» **EXERCISE DESCRIPTION**: Retype the material in full, keeping every word the same.

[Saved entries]
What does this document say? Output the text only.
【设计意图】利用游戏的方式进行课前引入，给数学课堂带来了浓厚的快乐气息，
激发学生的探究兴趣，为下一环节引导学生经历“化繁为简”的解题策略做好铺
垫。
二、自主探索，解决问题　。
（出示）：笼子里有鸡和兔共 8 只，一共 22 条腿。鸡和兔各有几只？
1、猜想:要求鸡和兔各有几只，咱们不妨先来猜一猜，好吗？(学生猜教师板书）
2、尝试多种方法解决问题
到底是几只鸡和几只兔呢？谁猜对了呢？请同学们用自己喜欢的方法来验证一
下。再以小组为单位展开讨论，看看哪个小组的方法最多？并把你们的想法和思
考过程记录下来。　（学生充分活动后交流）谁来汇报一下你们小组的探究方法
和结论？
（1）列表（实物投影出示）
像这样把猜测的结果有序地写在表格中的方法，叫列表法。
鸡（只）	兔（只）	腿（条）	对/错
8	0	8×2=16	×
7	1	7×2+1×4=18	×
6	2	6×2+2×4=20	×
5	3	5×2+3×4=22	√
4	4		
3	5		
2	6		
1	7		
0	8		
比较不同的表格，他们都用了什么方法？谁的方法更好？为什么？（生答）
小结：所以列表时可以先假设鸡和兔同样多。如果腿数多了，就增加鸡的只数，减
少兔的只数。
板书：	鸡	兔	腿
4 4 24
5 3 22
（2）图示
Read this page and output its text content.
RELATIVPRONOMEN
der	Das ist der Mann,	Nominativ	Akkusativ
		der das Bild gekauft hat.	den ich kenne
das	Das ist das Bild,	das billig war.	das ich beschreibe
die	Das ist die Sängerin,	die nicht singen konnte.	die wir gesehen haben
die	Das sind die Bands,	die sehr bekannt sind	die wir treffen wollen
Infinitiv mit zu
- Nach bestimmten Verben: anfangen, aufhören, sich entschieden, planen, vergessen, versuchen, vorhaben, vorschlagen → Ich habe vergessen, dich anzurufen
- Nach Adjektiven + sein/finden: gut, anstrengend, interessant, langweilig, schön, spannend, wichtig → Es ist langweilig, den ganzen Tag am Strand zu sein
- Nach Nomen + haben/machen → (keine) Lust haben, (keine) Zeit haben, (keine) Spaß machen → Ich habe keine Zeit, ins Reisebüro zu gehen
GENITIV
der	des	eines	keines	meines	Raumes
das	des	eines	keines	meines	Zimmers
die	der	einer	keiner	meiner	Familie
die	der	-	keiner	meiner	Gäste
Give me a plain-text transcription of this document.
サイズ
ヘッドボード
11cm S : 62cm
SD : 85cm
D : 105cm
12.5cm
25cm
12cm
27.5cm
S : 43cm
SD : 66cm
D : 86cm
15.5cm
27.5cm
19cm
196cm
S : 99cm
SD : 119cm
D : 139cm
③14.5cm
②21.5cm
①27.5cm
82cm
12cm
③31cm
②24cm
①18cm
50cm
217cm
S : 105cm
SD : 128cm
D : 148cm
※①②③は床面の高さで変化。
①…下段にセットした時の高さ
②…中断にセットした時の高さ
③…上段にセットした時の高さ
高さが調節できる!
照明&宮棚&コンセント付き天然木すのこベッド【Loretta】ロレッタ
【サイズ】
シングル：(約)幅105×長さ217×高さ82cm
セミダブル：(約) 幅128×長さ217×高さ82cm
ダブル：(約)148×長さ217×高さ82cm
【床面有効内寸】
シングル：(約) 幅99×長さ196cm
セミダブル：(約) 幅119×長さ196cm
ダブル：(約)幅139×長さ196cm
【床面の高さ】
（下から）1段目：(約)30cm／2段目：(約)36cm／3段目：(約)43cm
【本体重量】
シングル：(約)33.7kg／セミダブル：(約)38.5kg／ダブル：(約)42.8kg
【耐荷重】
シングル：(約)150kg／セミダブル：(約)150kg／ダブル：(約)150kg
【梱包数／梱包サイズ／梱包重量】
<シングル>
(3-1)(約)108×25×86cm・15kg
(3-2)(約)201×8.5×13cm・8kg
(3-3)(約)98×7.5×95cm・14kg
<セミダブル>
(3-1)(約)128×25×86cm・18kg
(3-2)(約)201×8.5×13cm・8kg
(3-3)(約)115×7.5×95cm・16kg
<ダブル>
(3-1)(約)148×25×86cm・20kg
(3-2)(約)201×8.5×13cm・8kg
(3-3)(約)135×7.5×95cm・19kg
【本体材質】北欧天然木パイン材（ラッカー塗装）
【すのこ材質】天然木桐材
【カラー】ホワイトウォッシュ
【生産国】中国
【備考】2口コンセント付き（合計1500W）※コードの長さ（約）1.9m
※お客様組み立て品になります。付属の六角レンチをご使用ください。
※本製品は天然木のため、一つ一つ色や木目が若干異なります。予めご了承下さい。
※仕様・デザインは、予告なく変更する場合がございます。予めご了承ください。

» **RESULT**:
What does this document say? Output the text only.
【设计意图】利用游戏的方式进行课前引入，给数学课堂带来了浓厚的快乐气息，
激发学生的探究兴趣，为下一环节引导学生经历“化繁为简”的解题策略做好铺
垫。
二、自主探索，解决问题　。
（出示）：笼子里有鸡和兔共 8 只，一共 22 条腿。鸡和兔各有几只？
1、猜想:要求鸡和兔各有几只，咱们不妨先来猜一猜，好吗？(学生猜教师板书）
2、尝试多种方法解决问题
到底是几只鸡和几只兔呢？谁猜对了呢？请同学们用自己喜欢的方法来验证一
下。再以小组为单位展开讨论，看看哪个小组的方法最多？并把你们的想法和思
考过程记录下来。　（学生充分活动后交流）谁来汇报一下你们小组的探究方法
和结论？
（1）列表（实物投影出示）
像这样把猜测的结果有序地写在表格中的方法，叫列表法。
鸡（只）	兔（只）	腿（条）	对/错
8	0	8×2=16	×
7	1	7×2+1×4=18	×
6	2	6×2+2×4=20	×
5	3	5×2+3×4=22	√
4	4		
3	5		
2	6		
1	7		
0	8		
比较不同的表格，他们都用了什么方法？谁的方法更好？为什么？（生答）
小结：所以列表时可以先假设鸡和兔同样多。如果腿数多了，就增加鸡的只数，减
少兔的只数。
板书：	鸡	兔	腿
4 4 24
5 3 22
（2）图示
Read this page and output its text content.
RELATIVPRONOMEN
der	Das ist der Mann,	Nominativ	Akkusativ
		der das Bild gekauft hat.	den ich kenne
das	Das ist das Bild,	das billig war.	das ich beschreibe
die	Das ist die Sängerin,	die nicht singen konnte.	die wir gesehen haben
die	Das sind die Bands,	die sehr bekannt sind	die wir treffen wollen
Infinitiv mit zu
- Nach bestimmten Verben: anfangen, aufhören, sich entschieden, planen, vergessen, versuchen, vorhaben, vorschlagen → Ich habe vergessen, dich anzurufen
- Nach Adjektiven + sein/finden: gut, anstrengend, interessant, langweilig, schön, spannend, wichtig → Es ist langweilig, den ganzen Tag am Strand zu sein
- Nach Nomen + haben/machen → (keine) Lust haben, (keine) Zeit haben, (keine) Spaß machen → Ich habe keine Zeit, ins Reisebüro zu gehen
GENITIV
der	des	eines	keines	meines	Raumes
das	des	eines	keines	meines	Zimmers
die	der	einer	keiner	meiner	Familie
die	der	-	keiner	meiner	Gäste
Give me a plain-text transcription of this document.
サイズ
ヘッドボード
11cm S : 62cm
SD : 85cm
D : 105cm
12.5cm
25cm
12cm
27.5cm
S : 43cm
SD : 66cm
D : 86cm
15.5cm
27.5cm
19cm
196cm
S : 99cm
SD : 119cm
D : 139cm
③14.5cm
②21.5cm
①27.5cm
82cm
12cm
③31cm
②24cm
①18cm
50cm
217cm
S : 105cm
SD : 128cm
D : 148cm
※①②③は床面の高さで変化。
①…下段にセットした時の高さ
②…中断にセットした時の高さ
③…上段にセットした時の高さ
高さが調節できる!
照明&宮棚&コンセント付き天然木すのこベッド【Loretta】ロレッタ
【サイズ】
シングル：(約)幅105×長さ217×高さ82cm
セミダブル：(約) 幅128×長さ217×高さ82cm
ダブル：(約)148×長さ217×高さ82cm
【床面有効内寸】
シングル：(約) 幅99×長さ196cm
セミダブル：(約) 幅119×長さ196cm
ダブル：(約)幅139×長さ196cm
【床面の高さ】
（下から）1段目：(約)30cm／2段目：(約)36cm／3段目：(約)43cm
【本体重量】
シングル：(約)33.7kg／セミダブル：(約)38.5kg／ダブル：(約)42.8kg
【耐荷重】
シングル：(約)150kg／セミダブル：(約)150kg／ダブル：(約)150kg
【梱包数／梱包サイズ／梱包重量】
<シングル>
(3-1)(約)108×25×86cm・15kg
(3-2)(約)201×8.5×13cm・8kg
(3-3)(約)98×7.5×95cm・14kg
<セミダブル>
(3-1)(約)128×25×86cm・18kg
(3-2)(約)201×8.5×13cm・8kg
(3-3)(約)115×7.5×95cm・16kg
<ダブル>
(3-1)(約)148×25×86cm・20kg
(3-2)(約)201×8.5×13cm・8kg
(3-3)(約)135×7.5×95cm・19kg
【本体材質】北欧天然木パイン材（ラッカー塗装）
【すのこ材質】天然木桐材
【カラー】ホワイトウォッシュ
【生産国】中国
【備考】2口コンセント付き（合計1500W）※コードの長さ（約）1.9m
※お客様組み立て品になります。付属の六角レンチをご使用ください。
※本製品は天然木のため、一つ一つ色や木目が若干異なります。予めご了承下さい。
※仕様・デザインは、予告なく変更する場合がございます。予めご了承ください。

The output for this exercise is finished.